[Records of where elements appear]
--- Start ---

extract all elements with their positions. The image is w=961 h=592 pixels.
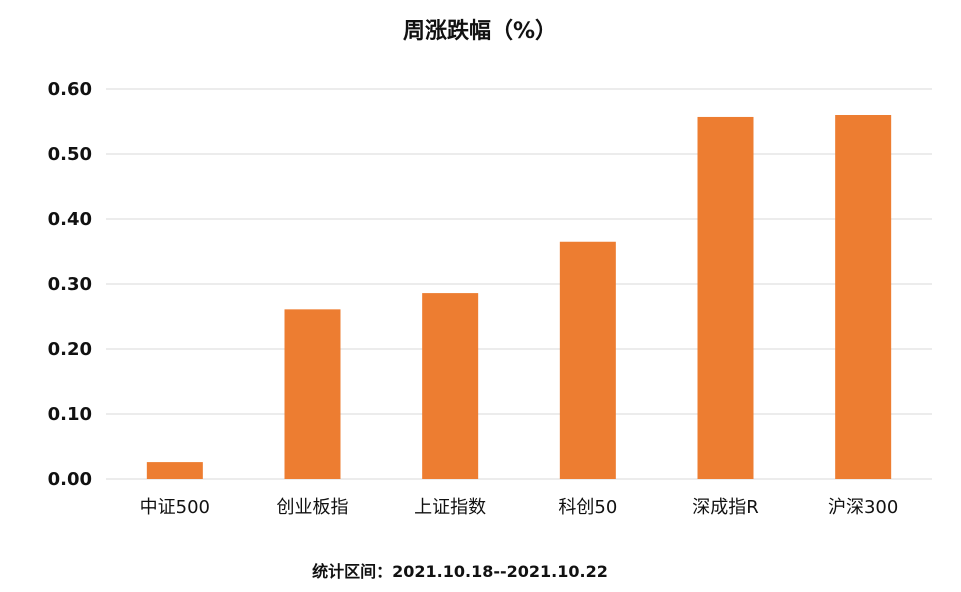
y-tick-label: 0.00 (48, 469, 92, 490)
y-tick-label: 0.30 (48, 274, 92, 295)
bar (422, 293, 479, 479)
y-axis-ticks: 0.00 0.10 0.20 0.30 0.40 0.50 0.60 (48, 79, 92, 490)
x-tick-label: 深成指R (692, 497, 759, 518)
bars (146, 115, 892, 479)
bar (697, 116, 754, 479)
x-tick-label: 创业板指 (277, 497, 349, 518)
statistics-period-note: 统计区间：2021.10.18--2021.10.22 (312, 562, 608, 581)
x-tick-label: 上证指数 (414, 497, 486, 518)
bar (284, 309, 341, 479)
x-tick-label: 科创50 (558, 497, 617, 518)
y-tick-label: 0.40 (48, 209, 92, 230)
y-tick-label: 0.50 (48, 144, 92, 165)
bar (146, 462, 203, 479)
gridlines (106, 88, 932, 480)
chart-title: 周涨跌幅（%） (403, 19, 557, 44)
x-tick-label: 沪深300 (828, 497, 898, 518)
y-tick-label: 0.20 (48, 339, 92, 360)
bar (835, 115, 892, 479)
y-tick-label: 0.60 (48, 79, 92, 100)
y-tick-label: 0.10 (48, 404, 92, 425)
bar (559, 241, 616, 479)
x-tick-label: 中证500 (140, 497, 210, 518)
x-axis-ticks: 中证500 创业板指 上证指数 科创50 深成指R 沪深300 (140, 497, 899, 518)
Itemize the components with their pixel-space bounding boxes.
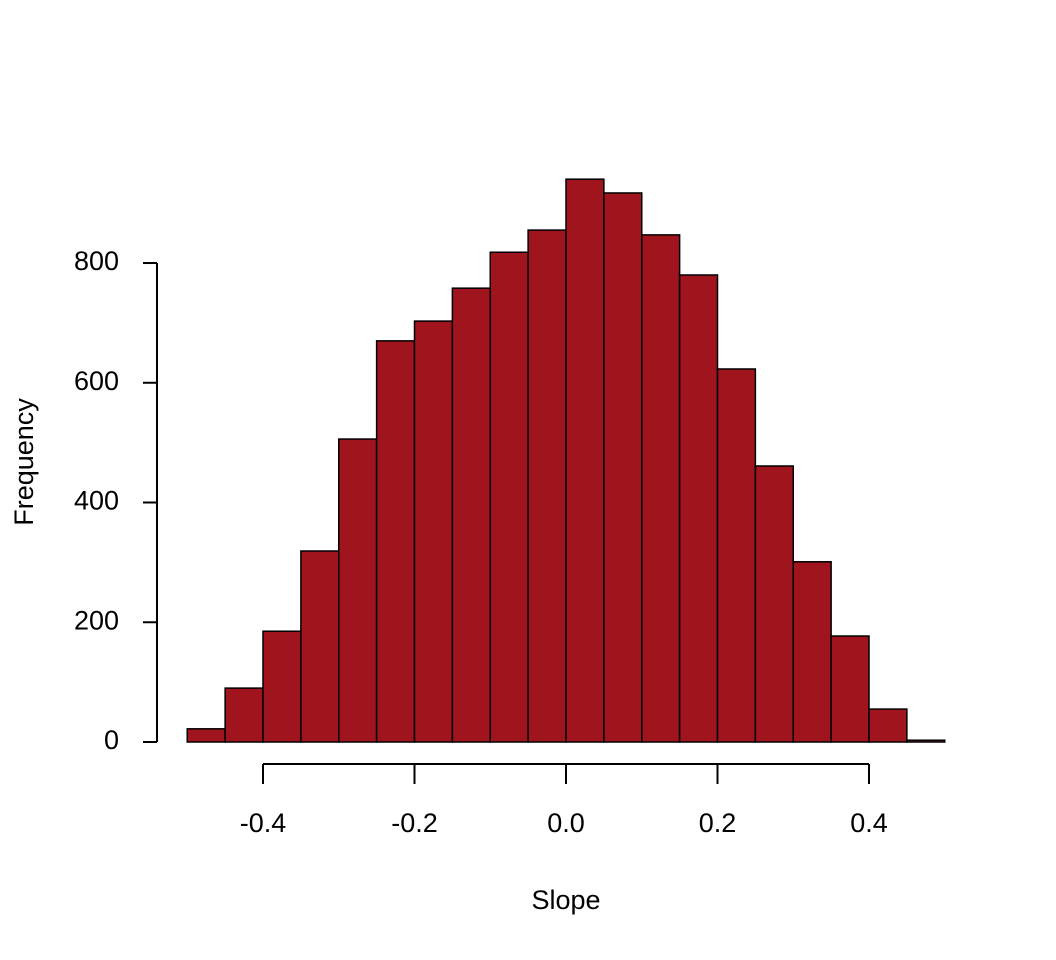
bar — [603, 192, 643, 743]
bar — [792, 561, 832, 743]
bar — [830, 635, 870, 743]
y-tick-label: 600 — [74, 366, 119, 396]
bar — [906, 739, 946, 743]
bar — [641, 234, 681, 743]
y-tick-label: 800 — [74, 246, 119, 276]
bar — [678, 274, 719, 743]
x-tick-label: 0.4 — [850, 808, 888, 838]
y-axis-label: Frequency — [9, 398, 39, 526]
x-tick-label: 0.0 — [547, 808, 585, 838]
bar — [489, 251, 529, 743]
bar — [413, 320, 454, 743]
bar — [527, 229, 567, 743]
y-tick-label: 200 — [74, 605, 119, 635]
bar — [451, 287, 491, 743]
x-tick-label: -0.2 — [391, 808, 438, 838]
bar — [565, 178, 605, 743]
bar — [716, 368, 757, 743]
x-tick-label: 0.2 — [699, 808, 737, 838]
bar — [186, 728, 226, 743]
bar — [375, 340, 416, 743]
bar — [224, 687, 264, 743]
y-tick-label: 0 — [104, 725, 119, 755]
x-tick-label: -0.4 — [240, 808, 287, 838]
bar — [868, 708, 908, 743]
bar — [754, 465, 794, 743]
bar — [300, 550, 340, 743]
x-axis-label: Slope — [531, 885, 600, 915]
bar — [338, 438, 378, 743]
y-tick-label: 400 — [74, 486, 119, 516]
bar — [262, 630, 302, 743]
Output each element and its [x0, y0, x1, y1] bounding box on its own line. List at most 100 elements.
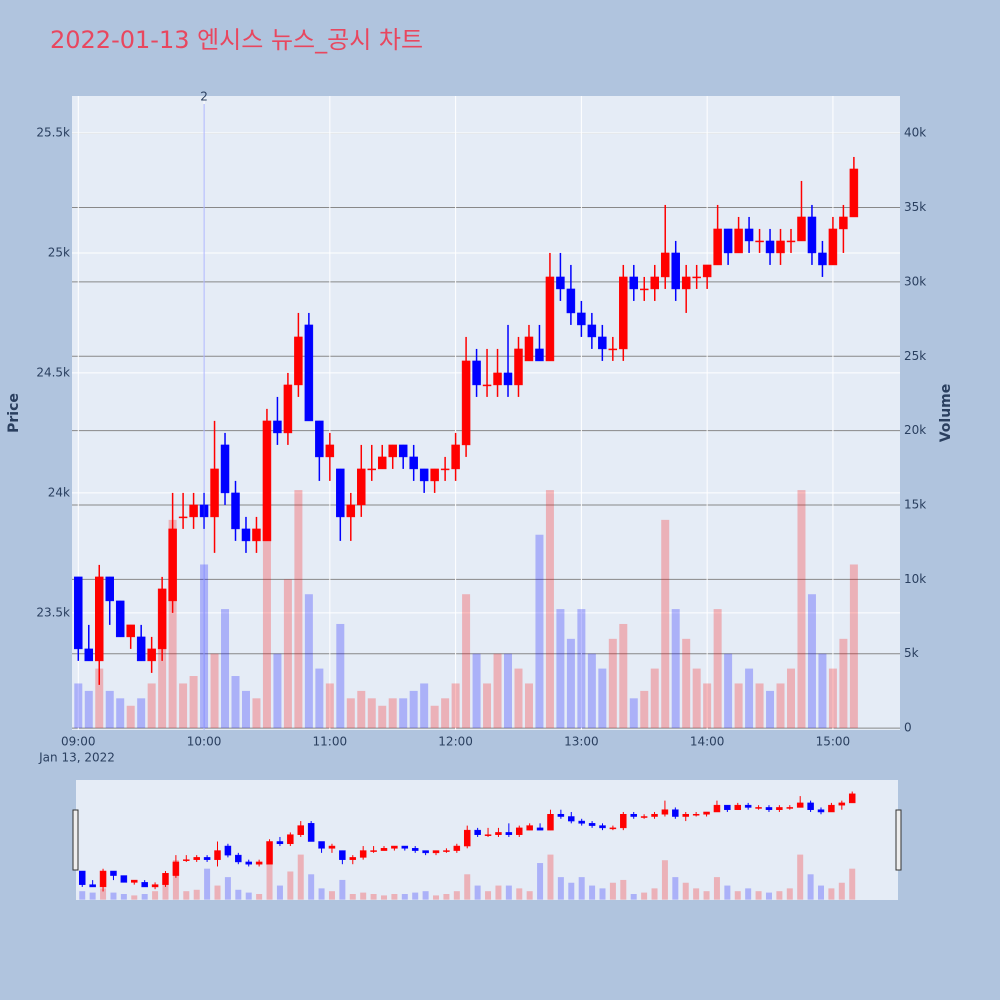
candle-body — [723, 228, 733, 254]
candle-body — [422, 850, 429, 854]
volume-bar — [807, 594, 816, 729]
candle-body — [848, 793, 856, 804]
volume-bar — [495, 885, 502, 900]
volume-bar — [433, 895, 440, 900]
candle-body — [472, 360, 481, 386]
volume-bar — [578, 877, 585, 900]
volume-bar — [193, 889, 200, 900]
candle-body — [755, 240, 764, 243]
volume-bar — [776, 683, 785, 729]
candle-body — [443, 850, 450, 852]
candle-body — [671, 252, 680, 290]
volume-bar — [839, 638, 848, 729]
volume-bar — [451, 683, 460, 729]
candle-body — [141, 882, 148, 888]
candle-body — [556, 276, 565, 290]
volume-bar — [147, 683, 156, 729]
y-tick-label: 25.5k — [36, 125, 70, 139]
volume-bar — [325, 683, 334, 729]
volume-bar — [807, 874, 814, 900]
y2-tick-label: 40k — [904, 126, 926, 140]
candle-body — [495, 832, 502, 835]
candle-body — [838, 802, 846, 806]
volume-bar — [183, 891, 190, 900]
candle-body — [839, 216, 848, 230]
volume-bar — [245, 892, 252, 900]
volume-bar — [328, 891, 335, 900]
volume-bar — [671, 609, 680, 729]
candle-body — [172, 861, 180, 876]
volume-bar — [545, 490, 554, 729]
candle-body — [516, 827, 523, 835]
volume-bar — [100, 888, 107, 900]
volume-bar — [724, 653, 733, 729]
volume-bar — [399, 698, 408, 729]
candle-body — [440, 468, 450, 471]
volume-bar — [241, 690, 250, 729]
candle-body — [401, 845, 409, 849]
candle-body — [183, 859, 190, 861]
volume-bar — [409, 690, 418, 729]
volume-bar — [483, 683, 492, 729]
candle-body — [660, 252, 670, 278]
candle-body — [224, 845, 232, 856]
volume-bar — [765, 892, 772, 900]
candle-body — [136, 636, 146, 662]
y-axis-title: Price — [6, 393, 22, 433]
candle-body — [105, 576, 114, 602]
plot-area — [72, 96, 900, 730]
volume-bar — [786, 668, 795, 729]
candle-body — [692, 813, 700, 816]
volume-bar — [692, 668, 701, 729]
volume-bar — [524, 683, 533, 729]
volume-bar — [828, 888, 835, 900]
candle-body — [367, 468, 377, 471]
candle-body — [545, 276, 555, 362]
candle-body — [505, 832, 513, 835]
candle-body — [84, 648, 94, 662]
volume-bar — [462, 594, 471, 729]
candle-body — [514, 348, 523, 386]
volume-bar — [294, 490, 303, 729]
volume-bar — [367, 698, 376, 729]
candle-body — [493, 372, 502, 386]
volume-bar — [252, 698, 261, 729]
range-slider[interactable] — [76, 780, 898, 900]
volume-bar — [441, 698, 450, 729]
volume-bar — [504, 653, 513, 729]
volume-bar — [556, 609, 565, 729]
volume-bar — [189, 676, 198, 729]
volume-bar — [357, 690, 366, 729]
volume-bar — [577, 609, 586, 729]
volume-bar — [443, 894, 450, 900]
volume-bar — [651, 888, 658, 900]
candle-body — [640, 288, 649, 291]
candle-body — [547, 813, 554, 831]
volume-bar — [152, 891, 159, 900]
volume-bar — [141, 894, 148, 900]
x-date-label: Jan 13, 2022 — [38, 751, 115, 765]
range-handle[interactable] — [72, 809, 79, 871]
candle-body — [453, 845, 461, 851]
candle-body — [577, 312, 586, 326]
candle-body — [283, 384, 293, 434]
candle-body — [524, 336, 534, 362]
candle-body — [587, 324, 597, 338]
volume-bar — [650, 668, 659, 729]
candle-body — [578, 820, 585, 824]
candle-body — [619, 276, 628, 350]
volume-bar — [412, 892, 419, 900]
candle-body — [463, 829, 471, 847]
volume-bar — [745, 888, 752, 900]
candle-body — [557, 813, 565, 817]
volume-bar — [283, 579, 292, 729]
candle-body — [734, 228, 743, 254]
volume-bar — [589, 885, 596, 900]
volume-bar — [221, 609, 230, 729]
candle-body — [370, 850, 377, 852]
volume-bar — [370, 894, 377, 900]
range-handle[interactable] — [895, 809, 902, 871]
volume-bar — [308, 874, 315, 900]
candle-body — [210, 468, 219, 518]
candle-body — [78, 870, 86, 885]
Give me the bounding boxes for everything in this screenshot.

--- End ---

Written problem: Update all of the records by replacing "y-tick-label" with "vertical-tick-label" wherever it occurs, and change nothing else. Omit the pictures from your answer.

Finished answer:
extract all elements with their positions. The image is w=961 h=592 pixels.
vertical-tick-label: 0.00 (48, 469, 92, 490)
vertical-tick-label: 0.30 (48, 274, 92, 295)
bar (422, 293, 479, 479)
y-axis-ticks: 0.00 0.10 0.20 0.30 0.40 0.50 0.60 (48, 79, 92, 490)
x-tick-label: 深成指R (692, 497, 759, 518)
bars (146, 115, 892, 479)
bar (697, 116, 754, 479)
x-tick-label: 创业板指 (277, 497, 349, 518)
statistics-period-note: 统计区间：2021.10.18--2021.10.22 (312, 562, 608, 581)
x-tick-label: 上证指数 (414, 497, 486, 518)
bar (284, 309, 341, 479)
x-tick-label: 科创50 (558, 497, 617, 518)
vertical-tick-label: 0.40 (48, 209, 92, 230)
vertical-tick-label: 0.50 (48, 144, 92, 165)
bar (146, 462, 203, 479)
gridlines (106, 88, 932, 480)
chart-title: 周涨跌幅（%） (403, 19, 557, 44)
x-tick-label: 沪深300 (828, 497, 898, 518)
vertical-tick-label: 0.20 (48, 339, 92, 360)
bar (835, 115, 892, 479)
vertical-tick-label: 0.60 (48, 79, 92, 100)
vertical-tick-label: 0.10 (48, 404, 92, 425)
bar (559, 241, 616, 479)
x-tick-label: 中证500 (140, 497, 210, 518)
x-axis-ticks: 中证500 创业板指 上证指数 科创50 深成指R 沪深300 (140, 497, 899, 518)
Itemize the components with their pixel-space bounding boxes.
bar — [603, 192, 643, 743]
bar — [792, 561, 832, 743]
bar — [830, 635, 870, 743]
vertical-tick-label: 600 — [74, 366, 119, 396]
bar — [906, 739, 946, 743]
bar — [641, 234, 681, 743]
vertical-tick-label: 800 — [74, 246, 119, 276]
bar — [678, 274, 719, 743]
x-tick-label: 0.4 — [850, 808, 888, 838]
y-axis-label: Frequency — [9, 398, 39, 526]
x-tick-label: 0.0 — [547, 808, 585, 838]
bar — [489, 251, 529, 743]
bar — [413, 320, 454, 743]
bar — [527, 229, 567, 743]
vertical-tick-label: 200 — [74, 605, 119, 635]
bar — [451, 287, 491, 743]
x-tick-label: -0.2 — [391, 808, 438, 838]
bar — [565, 178, 605, 743]
bar — [716, 368, 757, 743]
x-tick-label: 0.2 — [699, 808, 737, 838]
bar — [186, 728, 226, 743]
bar — [375, 340, 416, 743]
bar — [224, 687, 264, 743]
vertical-tick-label: 0 — [104, 725, 119, 755]
x-tick-label: -0.4 — [240, 808, 287, 838]
bar — [868, 708, 908, 743]
bar — [754, 465, 794, 743]
bar — [300, 550, 340, 743]
x-axis-label: Slope — [531, 885, 600, 915]
bar — [338, 438, 378, 743]
vertical-tick-label: 400 — [74, 486, 119, 516]
bar — [262, 630, 302, 743]
Output each element and its [x0, y0, x1, y1] bounding box on its own line. List at most 100 elements.
candle-body — [723, 228, 733, 254]
candle-body — [422, 850, 429, 854]
volume-bar — [807, 594, 816, 729]
candle-body — [848, 793, 856, 804]
volume-bar — [495, 885, 502, 900]
volume-bar — [433, 895, 440, 900]
candle-body — [472, 360, 481, 386]
volume-bar — [578, 877, 585, 900]
volume-bar — [193, 889, 200, 900]
candle-body — [755, 240, 764, 243]
volume-bar — [776, 683, 785, 729]
candle-body — [443, 850, 450, 852]
candle-body — [671, 252, 680, 290]
volume-bar — [839, 638, 848, 729]
volume-bar — [451, 683, 460, 729]
candle-body — [141, 882, 148, 888]
candle-body — [556, 276, 565, 290]
volume-bar — [147, 683, 156, 729]
vertical-tick-label: 25.5k — [36, 125, 70, 139]
volume-bar — [325, 683, 334, 729]
volume-bar — [807, 874, 814, 900]
y2-tick-label: 40k — [904, 126, 926, 140]
candle-body — [495, 832, 502, 835]
candle-body — [838, 802, 846, 806]
volume-bar — [183, 891, 190, 900]
candle-body — [839, 216, 848, 230]
volume-bar — [245, 892, 252, 900]
volume-bar — [328, 891, 335, 900]
volume-bar — [671, 609, 680, 729]
candle-body — [172, 861, 180, 876]
volume-bar — [545, 490, 554, 729]
candle-body — [516, 827, 523, 835]
volume-bar — [100, 888, 107, 900]
volume-bar — [724, 653, 733, 729]
volume-bar — [399, 698, 408, 729]
candle-body — [440, 468, 450, 471]
volume-bar — [241, 690, 250, 729]
candle-body — [401, 845, 409, 849]
candle-body — [183, 859, 190, 861]
volume-bar — [409, 690, 418, 729]
volume-bar — [483, 683, 492, 729]
candle-body — [660, 252, 670, 278]
candle-body — [224, 845, 232, 856]
volume-bar — [765, 892, 772, 900]
candle-body — [136, 636, 146, 662]
y-axis-title: Price — [6, 393, 22, 433]
candle-body — [105, 576, 114, 602]
plot-area — [72, 96, 900, 730]
volume-bar — [786, 668, 795, 729]
candle-body — [692, 813, 700, 816]
volume-bar — [692, 668, 701, 729]
volume-bar — [524, 683, 533, 729]
volume-bar — [828, 888, 835, 900]
candle-body — [367, 468, 377, 471]
candle-body — [545, 276, 555, 362]
candle-body — [505, 832, 513, 835]
candle-body — [84, 648, 94, 662]
volume-bar — [462, 594, 471, 729]
candle-body — [514, 348, 523, 386]
volume-bar — [294, 490, 303, 729]
volume-bar — [367, 698, 376, 729]
candle-body — [493, 372, 502, 386]
volume-bar — [252, 698, 261, 729]
range-slider[interactable] — [76, 780, 898, 900]
volume-bar — [441, 698, 450, 729]
volume-bar — [504, 653, 513, 729]
volume-bar — [556, 609, 565, 729]
volume-bar — [189, 676, 198, 729]
volume-bar — [357, 690, 366, 729]
volume-bar — [577, 609, 586, 729]
volume-bar — [443, 894, 450, 900]
volume-bar — [651, 888, 658, 900]
candle-body — [640, 288, 649, 291]
candle-body — [547, 813, 554, 831]
volume-bar — [152, 891, 159, 900]
volume-bar — [141, 894, 148, 900]
x-date-label: Jan 13, 2022 — [38, 751, 115, 765]
range-handle[interactable] — [72, 809, 79, 871]
candle-body — [453, 845, 461, 851]
candle-body — [577, 312, 586, 326]
candle-body — [283, 384, 293, 434]
candle-body — [524, 336, 534, 362]
candle-body — [587, 324, 597, 338]
volume-bar — [650, 668, 659, 729]
candle-body — [578, 820, 585, 824]
candle-body — [619, 276, 628, 350]
volume-bar — [412, 892, 419, 900]
candle-body — [463, 829, 471, 847]
volume-bar — [745, 888, 752, 900]
candle-body — [557, 813, 565, 817]
volume-bar — [283, 579, 292, 729]
candle-body — [734, 228, 743, 254]
volume-bar — [589, 885, 596, 900]
volume-bar — [221, 609, 230, 729]
candle-body — [370, 850, 377, 852]
volume-bar — [370, 894, 377, 900]
range-handle[interactable] — [895, 809, 902, 871]
volume-bar — [308, 874, 315, 900]
candle-body — [210, 468, 219, 518]
candle-body — [78, 870, 86, 885]
Give me the bounding boxes for everything in this screenshot.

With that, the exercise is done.